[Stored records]
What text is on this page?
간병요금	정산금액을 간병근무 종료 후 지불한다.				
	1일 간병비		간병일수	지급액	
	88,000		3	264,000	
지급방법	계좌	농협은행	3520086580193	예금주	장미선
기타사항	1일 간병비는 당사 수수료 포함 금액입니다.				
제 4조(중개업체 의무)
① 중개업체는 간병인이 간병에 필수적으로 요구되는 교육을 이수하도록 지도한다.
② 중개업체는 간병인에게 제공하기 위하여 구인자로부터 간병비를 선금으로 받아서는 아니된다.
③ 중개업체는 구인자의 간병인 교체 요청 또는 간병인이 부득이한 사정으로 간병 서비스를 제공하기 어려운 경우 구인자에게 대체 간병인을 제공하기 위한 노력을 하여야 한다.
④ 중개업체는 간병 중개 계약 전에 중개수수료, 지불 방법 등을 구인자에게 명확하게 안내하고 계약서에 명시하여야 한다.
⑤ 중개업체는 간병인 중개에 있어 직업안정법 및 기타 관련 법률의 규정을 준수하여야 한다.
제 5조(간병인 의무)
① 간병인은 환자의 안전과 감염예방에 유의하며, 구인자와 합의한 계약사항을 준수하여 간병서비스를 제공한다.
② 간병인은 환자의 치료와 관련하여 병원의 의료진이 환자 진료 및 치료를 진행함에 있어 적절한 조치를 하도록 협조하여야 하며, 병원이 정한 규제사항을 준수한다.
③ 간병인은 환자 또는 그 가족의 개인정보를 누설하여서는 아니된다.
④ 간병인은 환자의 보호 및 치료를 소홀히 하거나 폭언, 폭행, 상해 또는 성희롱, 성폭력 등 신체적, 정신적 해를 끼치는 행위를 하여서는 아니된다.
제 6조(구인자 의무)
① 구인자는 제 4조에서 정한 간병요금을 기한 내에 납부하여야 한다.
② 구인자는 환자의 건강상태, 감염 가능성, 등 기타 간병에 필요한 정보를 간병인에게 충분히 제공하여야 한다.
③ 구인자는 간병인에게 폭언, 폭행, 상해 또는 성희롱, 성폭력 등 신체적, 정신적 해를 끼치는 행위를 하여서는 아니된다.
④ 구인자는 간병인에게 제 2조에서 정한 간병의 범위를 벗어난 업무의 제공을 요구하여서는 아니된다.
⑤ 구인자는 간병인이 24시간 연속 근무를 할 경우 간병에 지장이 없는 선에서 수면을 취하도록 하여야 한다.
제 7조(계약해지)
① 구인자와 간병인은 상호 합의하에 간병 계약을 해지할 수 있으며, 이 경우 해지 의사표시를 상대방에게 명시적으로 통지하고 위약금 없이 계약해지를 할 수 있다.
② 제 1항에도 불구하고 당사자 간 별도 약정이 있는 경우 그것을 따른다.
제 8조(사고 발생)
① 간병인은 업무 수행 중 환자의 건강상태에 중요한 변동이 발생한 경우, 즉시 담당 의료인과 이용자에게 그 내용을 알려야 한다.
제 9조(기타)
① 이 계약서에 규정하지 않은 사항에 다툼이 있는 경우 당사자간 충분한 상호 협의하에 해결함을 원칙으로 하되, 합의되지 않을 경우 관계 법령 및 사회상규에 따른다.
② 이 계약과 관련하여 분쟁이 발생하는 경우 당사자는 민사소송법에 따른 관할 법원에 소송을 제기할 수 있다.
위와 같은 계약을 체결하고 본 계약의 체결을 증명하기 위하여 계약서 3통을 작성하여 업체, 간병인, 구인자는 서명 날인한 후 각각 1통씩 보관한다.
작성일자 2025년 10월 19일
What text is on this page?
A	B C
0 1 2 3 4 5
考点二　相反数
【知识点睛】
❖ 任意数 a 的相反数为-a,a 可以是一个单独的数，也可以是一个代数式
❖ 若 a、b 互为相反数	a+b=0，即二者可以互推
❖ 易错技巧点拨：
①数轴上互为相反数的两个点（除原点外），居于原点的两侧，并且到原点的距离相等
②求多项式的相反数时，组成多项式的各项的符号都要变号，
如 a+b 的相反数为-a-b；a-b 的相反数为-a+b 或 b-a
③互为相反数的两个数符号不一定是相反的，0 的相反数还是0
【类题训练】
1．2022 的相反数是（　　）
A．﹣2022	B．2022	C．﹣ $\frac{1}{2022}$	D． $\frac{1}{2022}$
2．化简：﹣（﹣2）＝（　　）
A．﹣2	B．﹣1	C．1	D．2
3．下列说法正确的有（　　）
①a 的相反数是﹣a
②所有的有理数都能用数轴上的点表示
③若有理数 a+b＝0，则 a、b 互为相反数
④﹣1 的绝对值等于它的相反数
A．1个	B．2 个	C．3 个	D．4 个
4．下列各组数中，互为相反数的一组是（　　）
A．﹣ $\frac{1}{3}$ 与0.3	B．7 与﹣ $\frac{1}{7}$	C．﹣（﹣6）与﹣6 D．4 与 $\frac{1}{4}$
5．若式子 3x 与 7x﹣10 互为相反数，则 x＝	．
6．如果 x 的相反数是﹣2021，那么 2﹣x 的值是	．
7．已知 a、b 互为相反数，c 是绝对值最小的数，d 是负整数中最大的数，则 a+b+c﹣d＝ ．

REQUIRED WORK: The listing above must be transcribed exactly, line by line.

THE OUTPUT:
What text is on this page?
간병요금	정산금액을 간병근무 종료 후 지불한다.				
	1일 간병비		간병일수	지급액	
	88,000		3	264,000	
지급방법	계좌	농협은행	3520086580193	예금주	장미선
기타사항	1일 간병비는 당사 수수료 포함 금액입니다.				
제 4조(중개업체 의무)
① 중개업체는 간병인이 간병에 필수적으로 요구되는 교육을 이수하도록 지도한다.
② 중개업체는 간병인에게 제공하기 위하여 구인자로부터 간병비를 선금으로 받아서는 아니된다.
③ 중개업체는 구인자의 간병인 교체 요청 또는 간병인이 부득이한 사정으로 간병 서비스를 제공하기 어려운 경우 구인자에게 대체 간병인을 제공하기 위한 노력을 하여야 한다.
④ 중개업체는 간병 중개 계약 전에 중개수수료, 지불 방법 등을 구인자에게 명확하게 안내하고 계약서에 명시하여야 한다.
⑤ 중개업체는 간병인 중개에 있어 직업안정법 및 기타 관련 법률의 규정을 준수하여야 한다.
제 5조(간병인 의무)
① 간병인은 환자의 안전과 감염예방에 유의하며, 구인자와 합의한 계약사항을 준수하여 간병서비스를 제공한다.
② 간병인은 환자의 치료와 관련하여 병원의 의료진이 환자 진료 및 치료를 진행함에 있어 적절한 조치를 하도록 협조하여야 하며, 병원이 정한 규제사항을 준수한다.
③ 간병인은 환자 또는 그 가족의 개인정보를 누설하여서는 아니된다.
④ 간병인은 환자의 보호 및 치료를 소홀히 하거나 폭언, 폭행, 상해 또는 성희롱, 성폭력 등 신체적, 정신적 해를 끼치는 행위를 하여서는 아니된다.
제 6조(구인자 의무)
① 구인자는 제 4조에서 정한 간병요금을 기한 내에 납부하여야 한다.
② 구인자는 환자의 건강상태, 감염 가능성, 등 기타 간병에 필요한 정보를 간병인에게 충분히 제공하여야 한다.
③ 구인자는 간병인에게 폭언, 폭행, 상해 또는 성희롱, 성폭력 등 신체적, 정신적 해를 끼치는 행위를 하여서는 아니된다.
④ 구인자는 간병인에게 제 2조에서 정한 간병의 범위를 벗어난 업무의 제공을 요구하여서는 아니된다.
⑤ 구인자는 간병인이 24시간 연속 근무를 할 경우 간병에 지장이 없는 선에서 수면을 취하도록 하여야 한다.
제 7조(계약해지)
① 구인자와 간병인은 상호 합의하에 간병 계약을 해지할 수 있으며, 이 경우 해지 의사표시를 상대방에게 명시적으로 통지하고 위약금 없이 계약해지를 할 수 있다.
② 제 1항에도 불구하고 당사자 간 별도 약정이 있는 경우 그것을 따른다.
제 8조(사고 발생)
① 간병인은 업무 수행 중 환자의 건강상태에 중요한 변동이 발생한 경우, 즉시 담당 의료인과 이용자에게 그 내용을 알려야 한다.
제 9조(기타)
① 이 계약서에 규정하지 않은 사항에 다툼이 있는 경우 당사자간 충분한 상호 협의하에 해결함을 원칙으로 하되, 합의되지 않을 경우 관계 법령 및 사회상규에 따른다.
② 이 계약과 관련하여 분쟁이 발생하는 경우 당사자는 민사소송법에 따른 관할 법원에 소송을 제기할 수 있다.
위와 같은 계약을 체결하고 본 계약의 체결을 증명하기 위하여 계약서 3통을 작성하여 업체, 간병인, 구인자는 서명 날인한 후 각각 1통씩 보관한다.
작성일자 2025년 10월 19일
What text is on this page?
A	B C
0 1 2 3 4 5
考点二　相反数
【知识点睛】
❖ 任意数 a 的相反数为-a,a 可以是一个单独的数，也可以是一个代数式
❖ 若 a、b 互为相反数	a+b=0，即二者可以互推
❖ 易错技巧点拨：
①数轴上互为相反数的两个点（除原点外），居于原点的两侧，并且到原点的距离相等
②求多项式的相反数时，组成多项式的各项的符号都要变号，
如 a+b 的相反数为-a-b；a-b 的相反数为-a+b 或 b-a
③互为相反数的两个数符号不一定是相反的，0 的相反数还是0
【类题训练】
1．2022 的相反数是（　　）
A．﹣2022	B．2022	C．﹣ $\frac{1}{2022}$	D． $\frac{1}{2022}$
2．化简：﹣（﹣2）＝（　　）
A．﹣2	B．﹣1	C．1	D．2
3．下列说法正确的有（　　）
①a 的相反数是﹣a
②所有的有理数都能用数轴上的点表示
③若有理数 a+b＝0，则 a、b 互为相反数
④﹣1 的绝对值等于它的相反数
A．1个	B．2 个	C．3 个	D．4 个
4．下列各组数中，互为相反数的一组是（　　）
A．﹣ $\frac{1}{3}$ 与0.3	B．7 与﹣ $\frac{1}{7}$	C．﹣（﹣6）与﹣6 D．4 与 $\frac{1}{4}$
5．若式子 3x 与 7x﹣10 互为相反数，则 x＝	．
6．如果 x 的相反数是﹣2021，那么 2﹣x 的值是	．
7．已知 a、b 互为相反数，c 是绝对值最小的数，d 是负整数中最大的数，则 a+b+c﹣d＝ ．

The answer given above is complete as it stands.